(RECORDS)
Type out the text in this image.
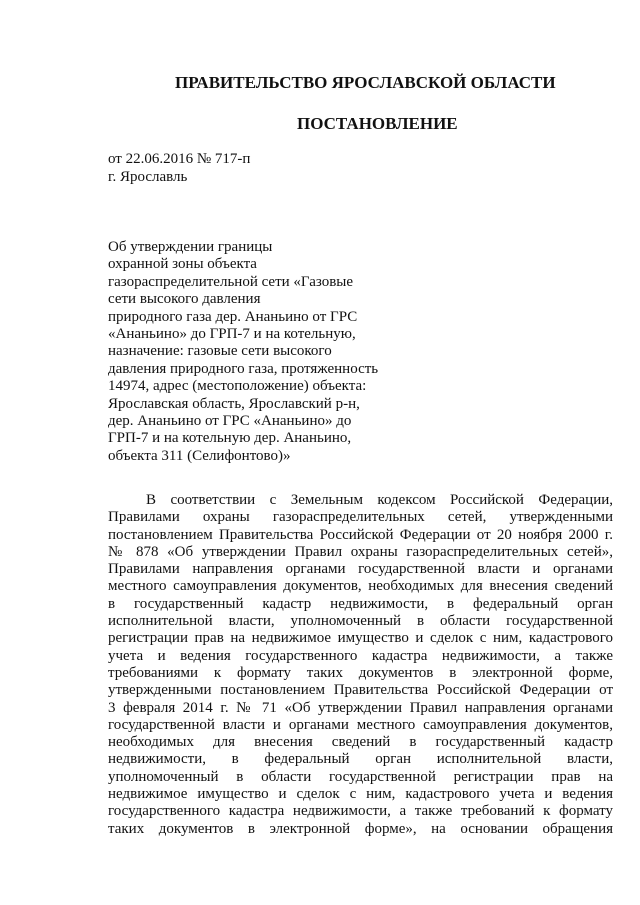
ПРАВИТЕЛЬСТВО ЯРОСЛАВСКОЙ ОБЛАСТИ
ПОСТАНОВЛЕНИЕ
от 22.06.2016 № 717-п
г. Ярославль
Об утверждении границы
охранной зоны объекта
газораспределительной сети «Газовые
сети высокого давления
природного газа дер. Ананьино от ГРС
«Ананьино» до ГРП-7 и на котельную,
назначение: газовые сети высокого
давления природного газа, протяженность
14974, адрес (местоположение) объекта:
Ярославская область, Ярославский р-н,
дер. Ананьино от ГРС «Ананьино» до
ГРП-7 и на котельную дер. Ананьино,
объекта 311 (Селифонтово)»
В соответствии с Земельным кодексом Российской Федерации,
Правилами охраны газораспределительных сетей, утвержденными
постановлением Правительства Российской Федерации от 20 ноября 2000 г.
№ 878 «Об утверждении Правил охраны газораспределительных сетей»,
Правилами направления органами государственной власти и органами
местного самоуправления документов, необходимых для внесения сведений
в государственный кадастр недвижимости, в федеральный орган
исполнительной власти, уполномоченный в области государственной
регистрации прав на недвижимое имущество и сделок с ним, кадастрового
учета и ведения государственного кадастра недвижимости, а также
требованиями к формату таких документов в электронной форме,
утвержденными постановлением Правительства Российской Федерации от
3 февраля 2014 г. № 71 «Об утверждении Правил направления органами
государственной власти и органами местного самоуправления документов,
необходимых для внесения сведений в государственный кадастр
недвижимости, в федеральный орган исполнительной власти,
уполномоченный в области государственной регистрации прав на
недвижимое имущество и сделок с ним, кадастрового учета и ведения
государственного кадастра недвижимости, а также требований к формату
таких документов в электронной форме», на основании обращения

(EXERCISE)
Copy out all the entries exactly. Images stay out of the copy.

(TASK RESPONSE)
Type out the text in this image.
ПРАВИТЕЛЬСТВО ЯРОСЛАВСКОЙ ОБЛАСТИ
ПОСТАНОВЛЕНИЕ
от 22.06.2016 № 717-п
г. Ярославль
Об утверждении границы
охранной зоны объекта
газораспределительной сети «Газовые
сети высокого давления
природного газа дер. Ананьино от ГРС
«Ананьино» до ГРП-7 и на котельную,
назначение: газовые сети высокого
давления природного газа, протяженность
14974, адрес (местоположение) объекта:
Ярославская область, Ярославский р-н,
дер. Ананьино от ГРС «Ананьино» до
ГРП-7 и на котельную дер. Ананьино,
объекта 311 (Селифонтово)»
В соответствии с Земельным кодексом Российской Федерации,
Правилами охраны газораспределительных сетей, утвержденными
постановлением Правительства Российской Федерации от 20 ноября 2000 г.
№ 878 «Об утверждении Правил охраны газораспределительных сетей»,
Правилами направления органами государственной власти и органами
местного самоуправления документов, необходимых для внесения сведений
в государственный кадастр недвижимости, в федеральный орган
исполнительной власти, уполномоченный в области государственной
регистрации прав на недвижимое имущество и сделок с ним, кадастрового
учета и ведения государственного кадастра недвижимости, а также
требованиями к формату таких документов в электронной форме,
утвержденными постановлением Правительства Российской Федерации от
3 февраля 2014 г. № 71 «Об утверждении Правил направления органами
государственной власти и органами местного самоуправления документов,
необходимых для внесения сведений в государственный кадастр
недвижимости, в федеральный орган исполнительной власти,
уполномоченный в области государственной регистрации прав на
недвижимое имущество и сделок с ним, кадастрового учета и ведения
государственного кадастра недвижимости, а также требований к формату
таких документов в электронной форме», на основании обращения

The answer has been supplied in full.